-- Data to process follows --

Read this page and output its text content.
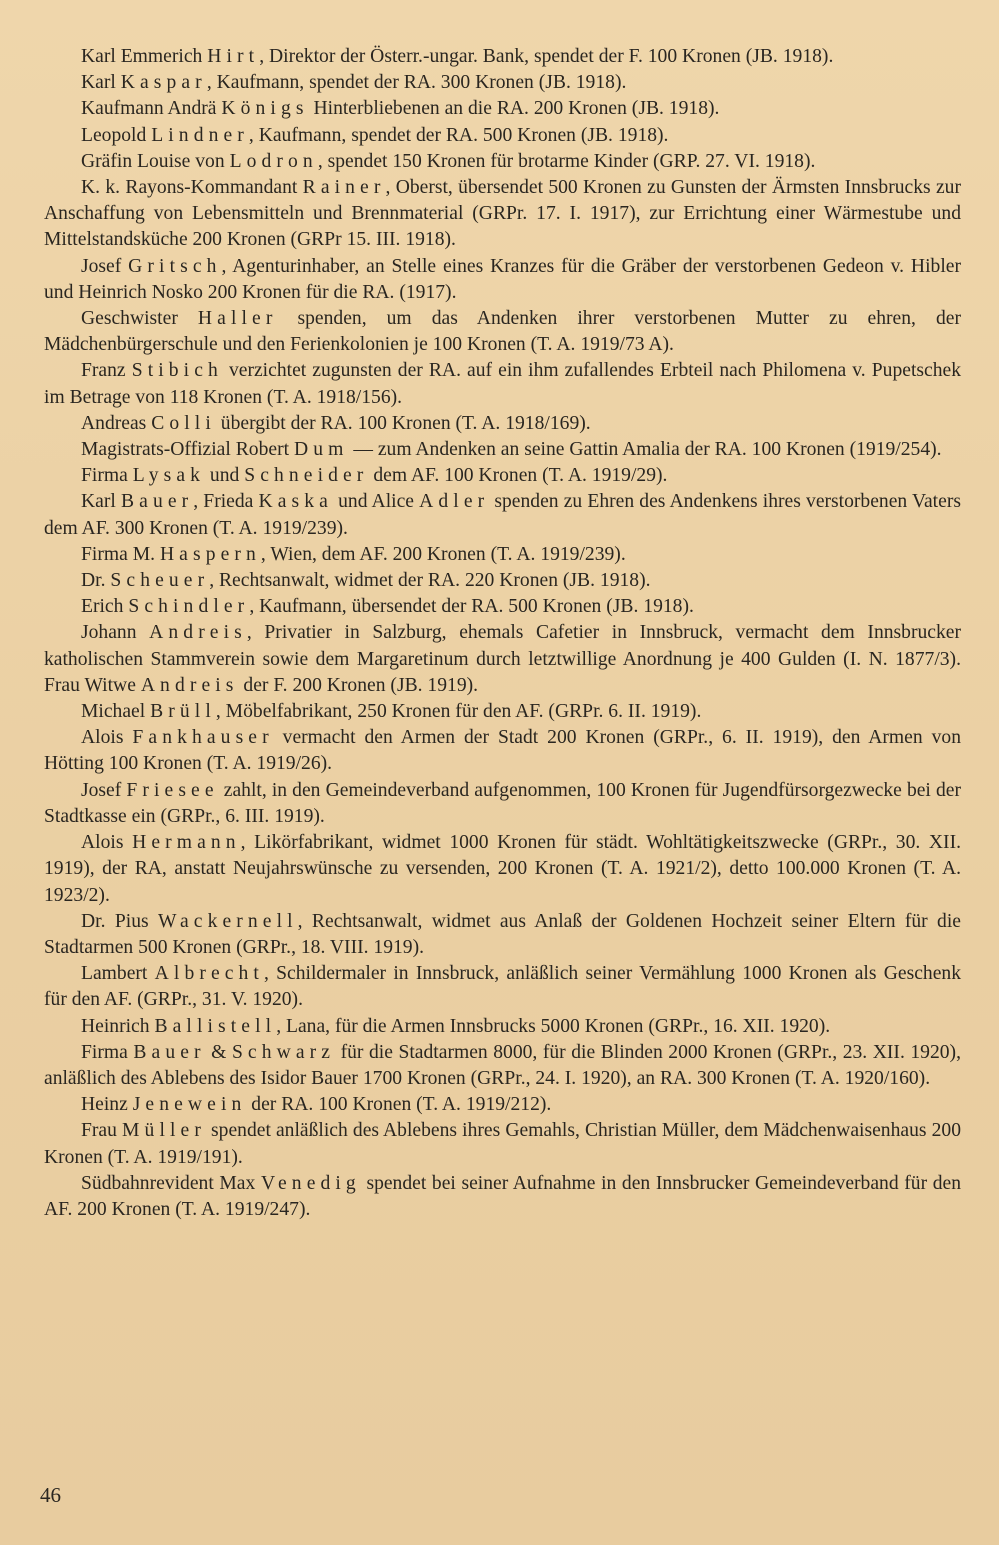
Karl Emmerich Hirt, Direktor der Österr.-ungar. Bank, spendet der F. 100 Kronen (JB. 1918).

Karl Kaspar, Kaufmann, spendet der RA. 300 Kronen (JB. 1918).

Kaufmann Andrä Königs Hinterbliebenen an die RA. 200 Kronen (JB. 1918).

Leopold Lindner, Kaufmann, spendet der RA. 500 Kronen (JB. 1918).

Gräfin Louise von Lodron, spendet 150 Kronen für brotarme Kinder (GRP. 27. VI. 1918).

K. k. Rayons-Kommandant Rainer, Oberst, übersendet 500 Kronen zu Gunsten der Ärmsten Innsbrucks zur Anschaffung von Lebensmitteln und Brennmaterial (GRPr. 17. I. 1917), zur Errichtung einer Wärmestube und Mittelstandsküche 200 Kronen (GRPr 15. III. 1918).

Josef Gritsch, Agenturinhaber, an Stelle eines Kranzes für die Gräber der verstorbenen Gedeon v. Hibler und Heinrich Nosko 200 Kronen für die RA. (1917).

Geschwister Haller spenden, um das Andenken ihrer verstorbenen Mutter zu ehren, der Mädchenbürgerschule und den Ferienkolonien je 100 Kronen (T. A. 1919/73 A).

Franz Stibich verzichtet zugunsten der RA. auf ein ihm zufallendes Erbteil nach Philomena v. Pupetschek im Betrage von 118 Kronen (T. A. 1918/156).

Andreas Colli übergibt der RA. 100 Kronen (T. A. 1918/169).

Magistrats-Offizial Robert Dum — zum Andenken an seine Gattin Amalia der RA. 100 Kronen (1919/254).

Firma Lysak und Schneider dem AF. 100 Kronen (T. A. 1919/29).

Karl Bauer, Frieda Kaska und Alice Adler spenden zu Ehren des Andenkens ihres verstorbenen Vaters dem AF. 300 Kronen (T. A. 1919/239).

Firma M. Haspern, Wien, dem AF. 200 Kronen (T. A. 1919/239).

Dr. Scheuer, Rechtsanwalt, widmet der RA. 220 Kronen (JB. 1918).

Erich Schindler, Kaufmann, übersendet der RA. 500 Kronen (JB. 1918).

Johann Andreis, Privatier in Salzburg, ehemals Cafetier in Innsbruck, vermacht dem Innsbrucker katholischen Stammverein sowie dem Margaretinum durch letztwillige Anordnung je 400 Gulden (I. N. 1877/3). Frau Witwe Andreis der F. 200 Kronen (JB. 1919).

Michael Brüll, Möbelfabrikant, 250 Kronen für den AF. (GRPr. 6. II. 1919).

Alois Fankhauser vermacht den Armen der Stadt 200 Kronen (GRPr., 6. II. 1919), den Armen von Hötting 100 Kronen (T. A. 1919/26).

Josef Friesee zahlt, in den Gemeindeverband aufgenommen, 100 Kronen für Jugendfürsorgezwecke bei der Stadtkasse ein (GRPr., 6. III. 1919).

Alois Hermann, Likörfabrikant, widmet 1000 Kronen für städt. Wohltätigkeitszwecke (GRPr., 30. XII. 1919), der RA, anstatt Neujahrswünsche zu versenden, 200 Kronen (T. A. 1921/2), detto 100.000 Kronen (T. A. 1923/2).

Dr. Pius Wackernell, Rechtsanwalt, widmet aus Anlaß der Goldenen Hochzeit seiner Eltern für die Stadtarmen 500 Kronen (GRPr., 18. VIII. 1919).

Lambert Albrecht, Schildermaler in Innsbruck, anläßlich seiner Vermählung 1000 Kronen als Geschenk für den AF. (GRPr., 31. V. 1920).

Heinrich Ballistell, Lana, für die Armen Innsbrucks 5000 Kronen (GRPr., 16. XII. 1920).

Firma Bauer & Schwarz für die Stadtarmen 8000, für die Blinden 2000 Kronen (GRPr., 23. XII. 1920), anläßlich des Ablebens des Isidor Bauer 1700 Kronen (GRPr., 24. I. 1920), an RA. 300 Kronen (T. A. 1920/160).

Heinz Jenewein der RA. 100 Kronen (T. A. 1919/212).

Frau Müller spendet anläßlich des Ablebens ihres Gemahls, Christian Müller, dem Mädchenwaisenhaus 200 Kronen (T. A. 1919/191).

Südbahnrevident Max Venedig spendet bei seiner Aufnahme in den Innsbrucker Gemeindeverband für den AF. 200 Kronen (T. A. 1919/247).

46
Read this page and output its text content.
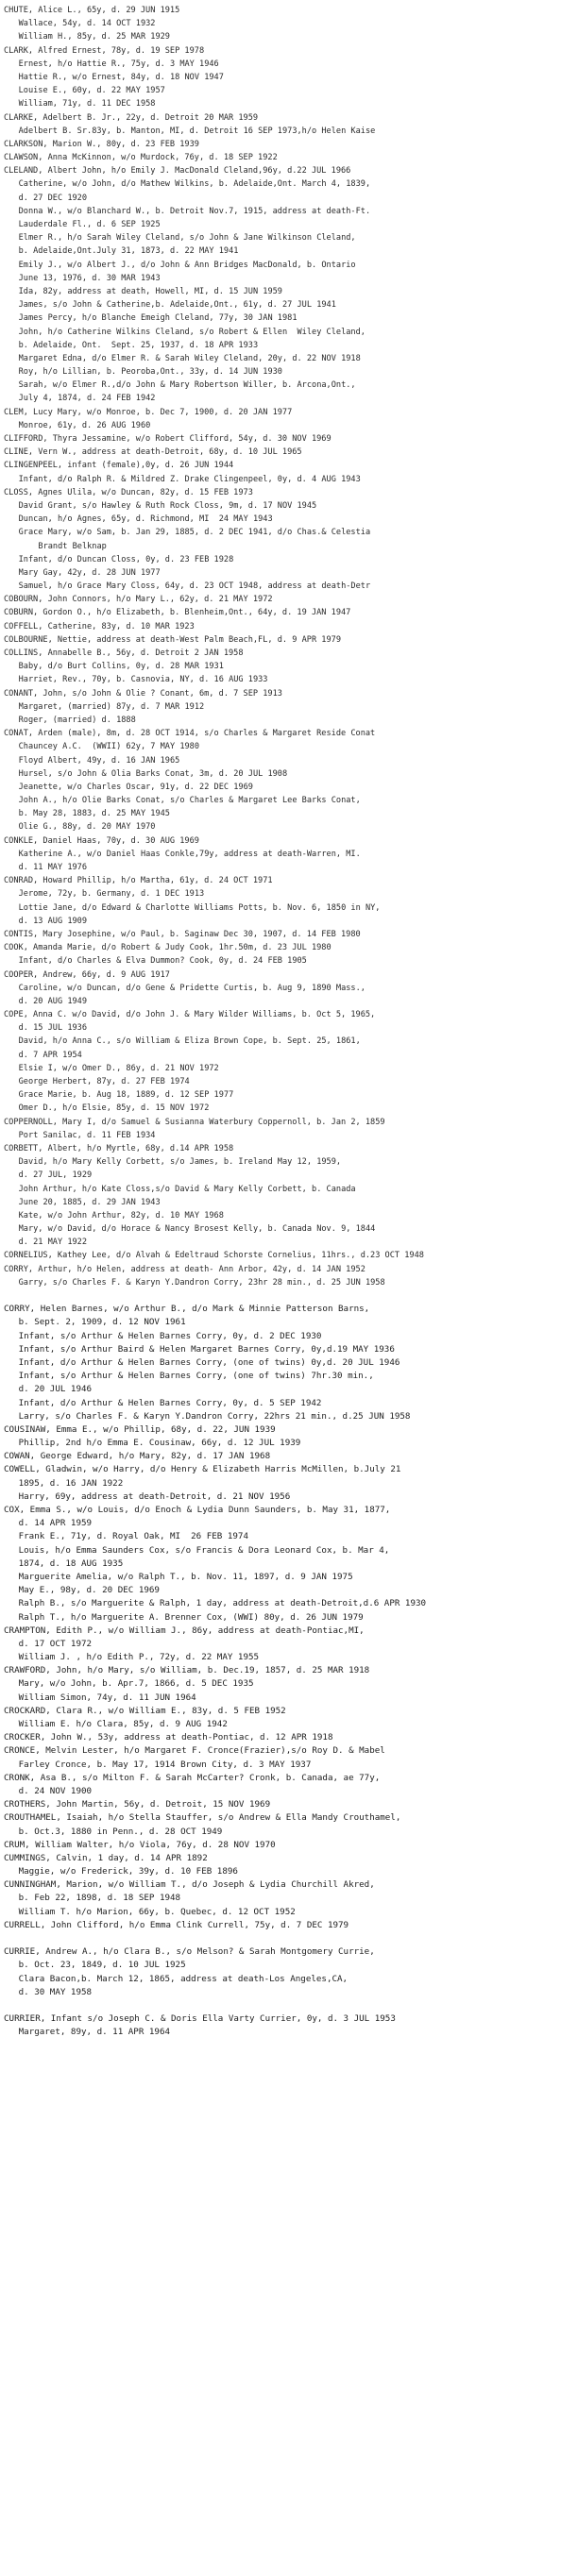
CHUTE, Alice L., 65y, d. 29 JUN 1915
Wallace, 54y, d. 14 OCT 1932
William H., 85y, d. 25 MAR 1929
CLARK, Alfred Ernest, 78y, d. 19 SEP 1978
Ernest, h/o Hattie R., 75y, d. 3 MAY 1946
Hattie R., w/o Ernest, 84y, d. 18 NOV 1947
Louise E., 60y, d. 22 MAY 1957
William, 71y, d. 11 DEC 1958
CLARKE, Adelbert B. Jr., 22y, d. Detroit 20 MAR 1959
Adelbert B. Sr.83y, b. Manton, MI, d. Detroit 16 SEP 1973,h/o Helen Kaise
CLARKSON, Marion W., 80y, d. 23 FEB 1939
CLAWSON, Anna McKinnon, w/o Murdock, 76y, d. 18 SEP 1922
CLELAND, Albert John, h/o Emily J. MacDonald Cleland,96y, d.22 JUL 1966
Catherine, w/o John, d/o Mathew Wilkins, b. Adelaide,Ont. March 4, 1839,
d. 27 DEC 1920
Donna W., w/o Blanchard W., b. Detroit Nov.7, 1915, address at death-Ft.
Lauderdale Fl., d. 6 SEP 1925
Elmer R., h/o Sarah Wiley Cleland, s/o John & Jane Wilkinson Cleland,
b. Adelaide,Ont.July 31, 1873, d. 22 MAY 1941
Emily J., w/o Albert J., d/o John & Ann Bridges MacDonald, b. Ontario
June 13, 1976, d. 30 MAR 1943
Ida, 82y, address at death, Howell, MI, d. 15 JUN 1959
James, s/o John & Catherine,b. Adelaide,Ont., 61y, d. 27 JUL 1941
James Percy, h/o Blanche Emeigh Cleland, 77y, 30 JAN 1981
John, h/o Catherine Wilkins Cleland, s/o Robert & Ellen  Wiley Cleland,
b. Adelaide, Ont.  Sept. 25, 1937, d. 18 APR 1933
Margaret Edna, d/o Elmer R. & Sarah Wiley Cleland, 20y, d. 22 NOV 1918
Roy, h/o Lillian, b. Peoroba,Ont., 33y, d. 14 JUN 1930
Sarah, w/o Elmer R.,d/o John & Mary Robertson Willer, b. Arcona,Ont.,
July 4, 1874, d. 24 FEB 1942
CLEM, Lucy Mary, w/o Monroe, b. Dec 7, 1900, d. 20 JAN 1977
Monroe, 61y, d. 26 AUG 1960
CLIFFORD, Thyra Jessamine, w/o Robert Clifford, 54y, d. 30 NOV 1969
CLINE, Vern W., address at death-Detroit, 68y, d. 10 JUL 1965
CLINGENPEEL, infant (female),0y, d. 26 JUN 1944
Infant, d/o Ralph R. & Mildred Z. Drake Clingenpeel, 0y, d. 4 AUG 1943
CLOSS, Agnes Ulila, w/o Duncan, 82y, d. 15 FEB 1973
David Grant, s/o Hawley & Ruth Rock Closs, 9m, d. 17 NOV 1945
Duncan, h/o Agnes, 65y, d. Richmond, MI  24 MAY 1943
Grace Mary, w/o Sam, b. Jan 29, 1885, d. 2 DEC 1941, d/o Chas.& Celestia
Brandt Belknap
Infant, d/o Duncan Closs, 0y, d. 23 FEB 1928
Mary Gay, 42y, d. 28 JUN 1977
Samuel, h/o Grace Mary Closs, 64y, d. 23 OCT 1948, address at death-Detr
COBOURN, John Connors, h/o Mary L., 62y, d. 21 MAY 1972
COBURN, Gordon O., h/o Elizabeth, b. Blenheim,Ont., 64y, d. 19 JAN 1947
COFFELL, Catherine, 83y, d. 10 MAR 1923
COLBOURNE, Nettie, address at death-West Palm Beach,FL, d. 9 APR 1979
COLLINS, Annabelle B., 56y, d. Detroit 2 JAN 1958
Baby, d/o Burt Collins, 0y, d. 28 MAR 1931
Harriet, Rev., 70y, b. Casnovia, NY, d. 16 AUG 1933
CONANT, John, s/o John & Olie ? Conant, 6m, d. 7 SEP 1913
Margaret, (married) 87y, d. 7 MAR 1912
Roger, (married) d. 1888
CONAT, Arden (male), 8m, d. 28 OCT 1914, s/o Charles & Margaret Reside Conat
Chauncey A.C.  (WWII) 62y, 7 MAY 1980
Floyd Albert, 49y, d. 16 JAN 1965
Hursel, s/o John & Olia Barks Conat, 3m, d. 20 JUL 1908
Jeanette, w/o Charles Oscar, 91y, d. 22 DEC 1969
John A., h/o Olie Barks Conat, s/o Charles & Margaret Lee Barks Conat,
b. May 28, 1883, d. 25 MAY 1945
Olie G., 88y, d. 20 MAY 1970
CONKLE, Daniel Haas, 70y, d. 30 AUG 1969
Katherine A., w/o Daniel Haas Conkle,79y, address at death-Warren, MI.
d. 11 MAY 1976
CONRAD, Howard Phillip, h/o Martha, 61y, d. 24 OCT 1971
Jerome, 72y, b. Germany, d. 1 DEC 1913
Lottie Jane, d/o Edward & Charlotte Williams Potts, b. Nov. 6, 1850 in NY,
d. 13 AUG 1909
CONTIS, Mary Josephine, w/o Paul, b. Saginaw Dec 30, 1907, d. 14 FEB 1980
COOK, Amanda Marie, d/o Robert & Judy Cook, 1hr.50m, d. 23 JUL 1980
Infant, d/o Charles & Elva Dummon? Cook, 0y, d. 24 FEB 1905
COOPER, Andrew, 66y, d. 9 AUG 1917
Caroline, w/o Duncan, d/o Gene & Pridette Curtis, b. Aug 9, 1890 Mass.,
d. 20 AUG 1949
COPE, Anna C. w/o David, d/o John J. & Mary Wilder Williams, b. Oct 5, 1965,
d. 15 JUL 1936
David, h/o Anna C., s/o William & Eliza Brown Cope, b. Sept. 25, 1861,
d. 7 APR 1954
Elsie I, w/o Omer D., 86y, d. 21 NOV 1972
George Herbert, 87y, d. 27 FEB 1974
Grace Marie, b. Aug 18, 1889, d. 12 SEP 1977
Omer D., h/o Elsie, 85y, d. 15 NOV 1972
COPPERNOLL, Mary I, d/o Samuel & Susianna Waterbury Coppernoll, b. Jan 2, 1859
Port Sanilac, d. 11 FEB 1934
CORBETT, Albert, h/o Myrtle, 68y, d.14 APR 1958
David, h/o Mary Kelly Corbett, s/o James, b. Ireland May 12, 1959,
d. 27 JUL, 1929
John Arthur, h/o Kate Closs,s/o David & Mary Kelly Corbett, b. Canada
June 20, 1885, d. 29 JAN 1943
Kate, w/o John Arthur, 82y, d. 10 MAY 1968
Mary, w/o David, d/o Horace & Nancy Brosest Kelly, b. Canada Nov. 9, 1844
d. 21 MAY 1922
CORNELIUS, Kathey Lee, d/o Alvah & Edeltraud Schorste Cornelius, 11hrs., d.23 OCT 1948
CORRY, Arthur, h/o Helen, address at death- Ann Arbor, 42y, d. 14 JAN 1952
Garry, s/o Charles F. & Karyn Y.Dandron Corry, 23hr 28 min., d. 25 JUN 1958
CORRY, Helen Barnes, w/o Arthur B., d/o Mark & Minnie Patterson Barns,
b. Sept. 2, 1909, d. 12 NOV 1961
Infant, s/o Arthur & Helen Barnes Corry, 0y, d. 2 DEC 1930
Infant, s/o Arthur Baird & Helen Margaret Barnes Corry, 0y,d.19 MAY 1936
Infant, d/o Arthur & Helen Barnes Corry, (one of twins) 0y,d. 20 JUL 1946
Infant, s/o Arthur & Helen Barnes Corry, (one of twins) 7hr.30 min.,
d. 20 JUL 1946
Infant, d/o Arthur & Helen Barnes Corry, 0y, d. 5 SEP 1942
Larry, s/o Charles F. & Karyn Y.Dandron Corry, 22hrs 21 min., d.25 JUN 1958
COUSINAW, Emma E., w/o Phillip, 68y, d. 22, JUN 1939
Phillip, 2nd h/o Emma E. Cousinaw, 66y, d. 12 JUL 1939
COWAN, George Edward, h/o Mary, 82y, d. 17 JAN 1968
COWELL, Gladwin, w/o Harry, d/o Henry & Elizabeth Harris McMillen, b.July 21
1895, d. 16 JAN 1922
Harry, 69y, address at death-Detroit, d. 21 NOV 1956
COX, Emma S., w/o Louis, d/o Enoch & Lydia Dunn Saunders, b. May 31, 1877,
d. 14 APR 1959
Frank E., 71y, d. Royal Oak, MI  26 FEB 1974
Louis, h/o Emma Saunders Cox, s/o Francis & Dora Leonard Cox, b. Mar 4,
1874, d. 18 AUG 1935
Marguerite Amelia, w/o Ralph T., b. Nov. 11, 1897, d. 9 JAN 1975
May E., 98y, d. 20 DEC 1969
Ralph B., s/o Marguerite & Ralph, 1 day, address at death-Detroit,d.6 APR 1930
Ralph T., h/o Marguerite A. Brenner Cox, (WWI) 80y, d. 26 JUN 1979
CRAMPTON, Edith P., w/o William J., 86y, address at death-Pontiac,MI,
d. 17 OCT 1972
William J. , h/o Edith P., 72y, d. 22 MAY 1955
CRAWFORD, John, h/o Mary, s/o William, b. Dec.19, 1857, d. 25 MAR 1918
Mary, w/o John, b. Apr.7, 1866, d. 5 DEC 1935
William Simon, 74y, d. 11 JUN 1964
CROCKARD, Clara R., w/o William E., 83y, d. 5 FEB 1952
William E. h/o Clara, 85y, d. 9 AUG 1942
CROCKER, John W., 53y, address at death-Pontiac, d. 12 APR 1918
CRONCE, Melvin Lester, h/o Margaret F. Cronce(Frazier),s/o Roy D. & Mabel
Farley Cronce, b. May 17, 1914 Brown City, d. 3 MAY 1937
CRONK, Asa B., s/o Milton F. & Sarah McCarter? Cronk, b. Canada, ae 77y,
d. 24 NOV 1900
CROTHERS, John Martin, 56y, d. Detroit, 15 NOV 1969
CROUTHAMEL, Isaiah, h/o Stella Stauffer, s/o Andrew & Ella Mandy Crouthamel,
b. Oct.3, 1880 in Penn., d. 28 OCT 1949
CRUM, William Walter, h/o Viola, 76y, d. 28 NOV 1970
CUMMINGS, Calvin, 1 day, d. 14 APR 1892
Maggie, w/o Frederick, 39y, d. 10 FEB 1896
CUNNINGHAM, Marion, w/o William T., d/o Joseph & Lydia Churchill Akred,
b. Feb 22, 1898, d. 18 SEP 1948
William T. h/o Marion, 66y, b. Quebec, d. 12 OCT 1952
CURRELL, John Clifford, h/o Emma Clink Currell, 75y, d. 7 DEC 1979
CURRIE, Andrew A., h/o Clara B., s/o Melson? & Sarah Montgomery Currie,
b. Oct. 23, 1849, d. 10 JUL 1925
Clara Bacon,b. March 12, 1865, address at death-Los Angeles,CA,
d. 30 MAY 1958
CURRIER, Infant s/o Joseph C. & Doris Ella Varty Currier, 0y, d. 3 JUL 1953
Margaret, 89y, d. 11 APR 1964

-- Data to process concluded --

#### [Task item]
Count every line in the records that holds "spenden" and give that count by itself.

#### [Response below]
2